EXERCISE BRIEF:
Write out every entry exactly as given, but omit the pictures.

EXTRACTED INFORMATION:
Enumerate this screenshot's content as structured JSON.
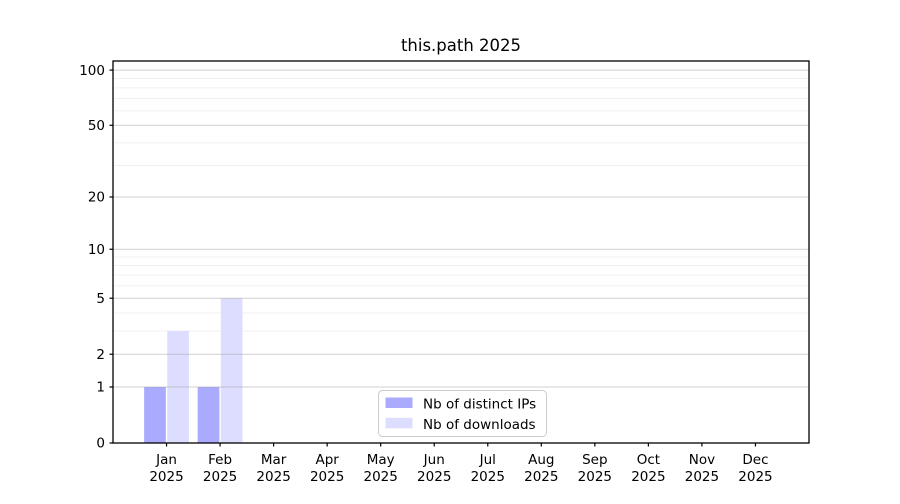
{
  "chart_data": {
    "type": "bar",
    "title": "this.path 2025",
    "categories": [
      "Jan",
      "Feb",
      "Mar",
      "Apr",
      "May",
      "Jun",
      "Jul",
      "Aug",
      "Sep",
      "Oct",
      "Nov",
      "Dec"
    ],
    "category_second_line": "2025",
    "series": [
      {
        "name": "Nb of distinct IPs",
        "color": "#aaaaff",
        "values": [
          1,
          1,
          0,
          0,
          0,
          0,
          0,
          0,
          0,
          0,
          0,
          0
        ]
      },
      {
        "name": "Nb of downloads",
        "color": "#ddddff",
        "values": [
          3,
          5,
          0,
          0,
          0,
          0,
          0,
          0,
          0,
          0,
          0,
          0
        ]
      }
    ],
    "y_axis": {
      "scale": "log1p",
      "tick_values": [
        0,
        1,
        2,
        5,
        10,
        20,
        50,
        100
      ],
      "minor_grid_values": [
        3,
        4,
        6,
        7,
        8,
        9,
        30,
        40,
        60,
        70,
        80,
        90
      ],
      "ymax": 112
    },
    "x_axis": {
      "label": "",
      "slots": 13
    },
    "legend": {
      "position": "lower-center"
    },
    "grid": {
      "major_color_rgba": "rgba(150,150,150,0.45)",
      "minor_color": "#f0f0f0"
    },
    "axis_color": "#000000",
    "legend_border_color": "#cccccc",
    "background_color": "#ffffff"
  }
}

PROBLEM SOLUTION:
Enumerate this screenshot's content as structured JSON.
{
  "chart_data": {
    "type": "bar",
    "title": "this.path 2025",
    "categories": [
      "Jan",
      "Feb",
      "Mar",
      "Apr",
      "May",
      "Jun",
      "Jul",
      "Aug",
      "Sep",
      "Oct",
      "Nov",
      "Dec"
    ],
    "category_second_line": "2025",
    "series": [
      {
        "name": "Nb of distinct IPs",
        "color": "#aaaaff",
        "values": [
          1,
          1,
          0,
          0,
          0,
          0,
          0,
          0,
          0,
          0,
          0,
          0
        ]
      },
      {
        "name": "Nb of downloads",
        "color": "#ddddff",
        "values": [
          3,
          5,
          0,
          0,
          0,
          0,
          0,
          0,
          0,
          0,
          0,
          0
        ]
      }
    ],
    "y_axis": {
      "scale": "log1p",
      "tick_values": [
        0,
        1,
        2,
        5,
        10,
        20,
        50,
        100
      ],
      "minor_grid_values": [
        3,
        4,
        6,
        7,
        8,
        9,
        30,
        40,
        60,
        70,
        80,
        90
      ],
      "ymax": 112
    },
    "x_axis": {
      "label": "",
      "slots": 13
    },
    "legend": {
      "position": "lower-center"
    },
    "grid": {
      "major_color_rgba": "rgba(150,150,150,0.45)",
      "minor_color": "#f0f0f0"
    },
    "axis_color": "#000000",
    "legend_border_color": "#cccccc",
    "background_color": "#ffffff"
  }
}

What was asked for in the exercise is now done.